For the records below, give the count of lines holding the word "средств" and nothing more.
[start of PROVIDED RECORDS]
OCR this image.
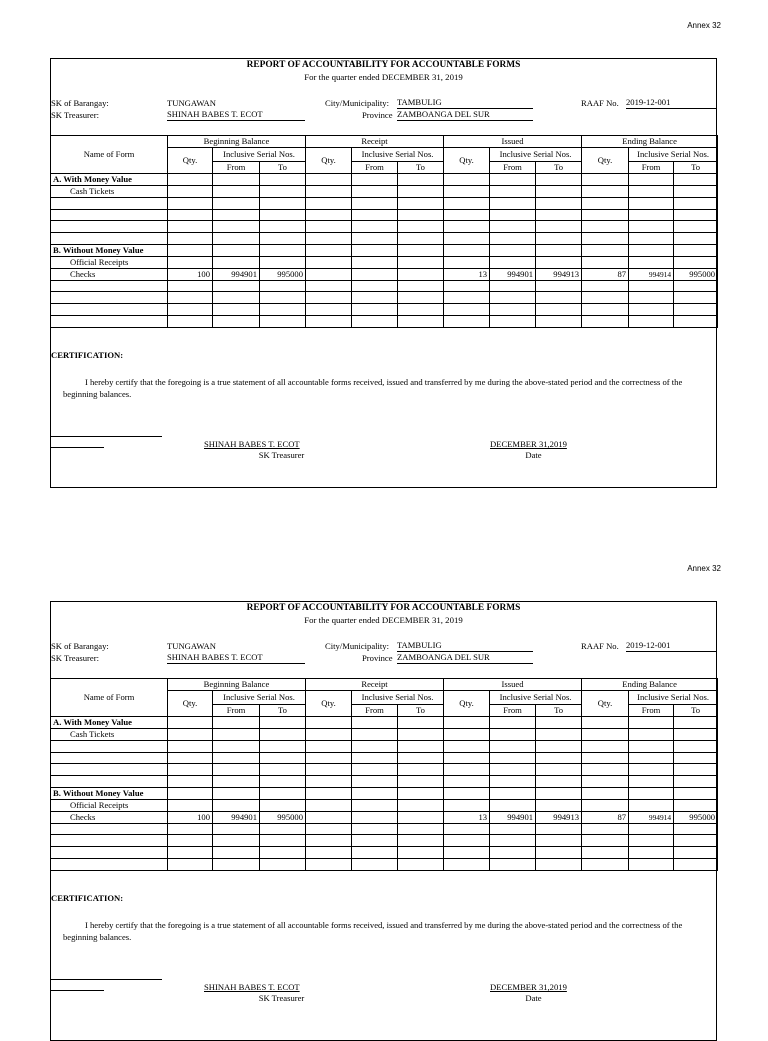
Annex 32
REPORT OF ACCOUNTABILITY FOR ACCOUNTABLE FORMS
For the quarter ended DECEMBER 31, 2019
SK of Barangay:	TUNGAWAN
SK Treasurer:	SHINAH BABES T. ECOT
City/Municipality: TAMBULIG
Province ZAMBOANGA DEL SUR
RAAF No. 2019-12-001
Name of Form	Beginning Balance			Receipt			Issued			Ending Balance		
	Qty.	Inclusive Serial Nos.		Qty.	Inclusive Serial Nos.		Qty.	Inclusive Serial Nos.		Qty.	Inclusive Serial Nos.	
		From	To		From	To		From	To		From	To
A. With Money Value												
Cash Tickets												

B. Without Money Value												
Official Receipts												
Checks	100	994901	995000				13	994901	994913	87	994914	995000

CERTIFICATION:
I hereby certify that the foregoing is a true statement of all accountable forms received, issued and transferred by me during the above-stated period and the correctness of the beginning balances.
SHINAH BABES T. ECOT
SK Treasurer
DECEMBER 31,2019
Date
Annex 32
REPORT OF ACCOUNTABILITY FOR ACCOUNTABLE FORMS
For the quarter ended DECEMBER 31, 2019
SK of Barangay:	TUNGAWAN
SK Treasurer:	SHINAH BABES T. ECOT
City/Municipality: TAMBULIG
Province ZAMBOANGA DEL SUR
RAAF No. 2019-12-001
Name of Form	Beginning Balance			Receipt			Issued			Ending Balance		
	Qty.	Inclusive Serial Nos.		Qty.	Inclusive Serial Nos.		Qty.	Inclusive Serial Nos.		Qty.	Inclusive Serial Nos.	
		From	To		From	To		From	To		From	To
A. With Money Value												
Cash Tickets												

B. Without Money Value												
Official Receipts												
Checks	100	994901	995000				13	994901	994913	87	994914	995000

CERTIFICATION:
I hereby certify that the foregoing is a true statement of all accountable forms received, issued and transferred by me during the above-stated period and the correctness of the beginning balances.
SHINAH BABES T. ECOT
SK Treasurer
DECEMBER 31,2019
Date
[end of PROVIDED RECORDS]
[start of PROVIDED RECORDS]
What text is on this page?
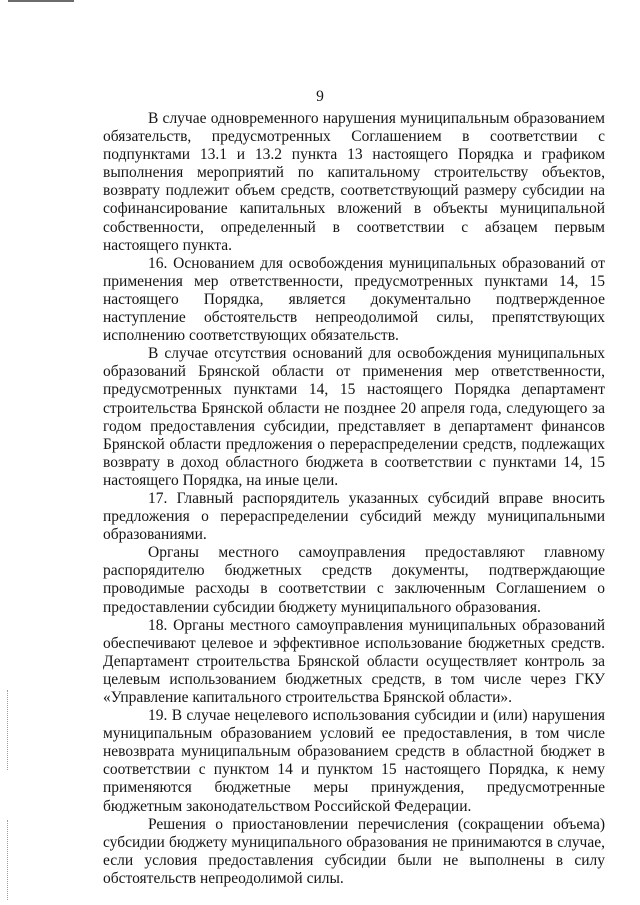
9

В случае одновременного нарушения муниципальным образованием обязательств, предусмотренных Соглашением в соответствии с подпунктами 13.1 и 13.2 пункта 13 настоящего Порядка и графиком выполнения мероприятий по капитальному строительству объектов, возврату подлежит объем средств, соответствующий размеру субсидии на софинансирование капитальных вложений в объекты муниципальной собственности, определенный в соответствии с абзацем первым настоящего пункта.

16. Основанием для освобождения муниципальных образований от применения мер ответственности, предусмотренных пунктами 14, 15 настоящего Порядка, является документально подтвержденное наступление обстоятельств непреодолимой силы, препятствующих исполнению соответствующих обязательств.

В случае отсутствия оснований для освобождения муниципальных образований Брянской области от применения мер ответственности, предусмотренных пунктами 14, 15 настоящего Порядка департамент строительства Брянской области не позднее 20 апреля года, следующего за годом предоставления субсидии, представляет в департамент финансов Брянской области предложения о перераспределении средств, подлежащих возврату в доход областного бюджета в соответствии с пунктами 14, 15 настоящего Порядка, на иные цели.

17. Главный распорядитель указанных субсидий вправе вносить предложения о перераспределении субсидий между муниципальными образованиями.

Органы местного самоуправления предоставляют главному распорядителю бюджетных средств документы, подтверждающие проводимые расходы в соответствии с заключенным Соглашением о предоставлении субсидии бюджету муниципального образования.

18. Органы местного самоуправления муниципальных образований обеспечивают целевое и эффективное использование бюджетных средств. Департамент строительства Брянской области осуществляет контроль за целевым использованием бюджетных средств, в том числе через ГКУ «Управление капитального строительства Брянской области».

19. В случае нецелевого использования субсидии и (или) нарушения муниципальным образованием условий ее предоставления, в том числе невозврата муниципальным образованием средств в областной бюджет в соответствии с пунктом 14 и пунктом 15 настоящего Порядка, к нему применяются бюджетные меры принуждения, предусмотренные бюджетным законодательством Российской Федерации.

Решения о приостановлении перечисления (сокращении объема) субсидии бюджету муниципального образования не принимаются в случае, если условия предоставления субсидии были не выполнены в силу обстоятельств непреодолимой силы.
[end of PROVIDED RECORDS]
SOLVED PROBLEM
5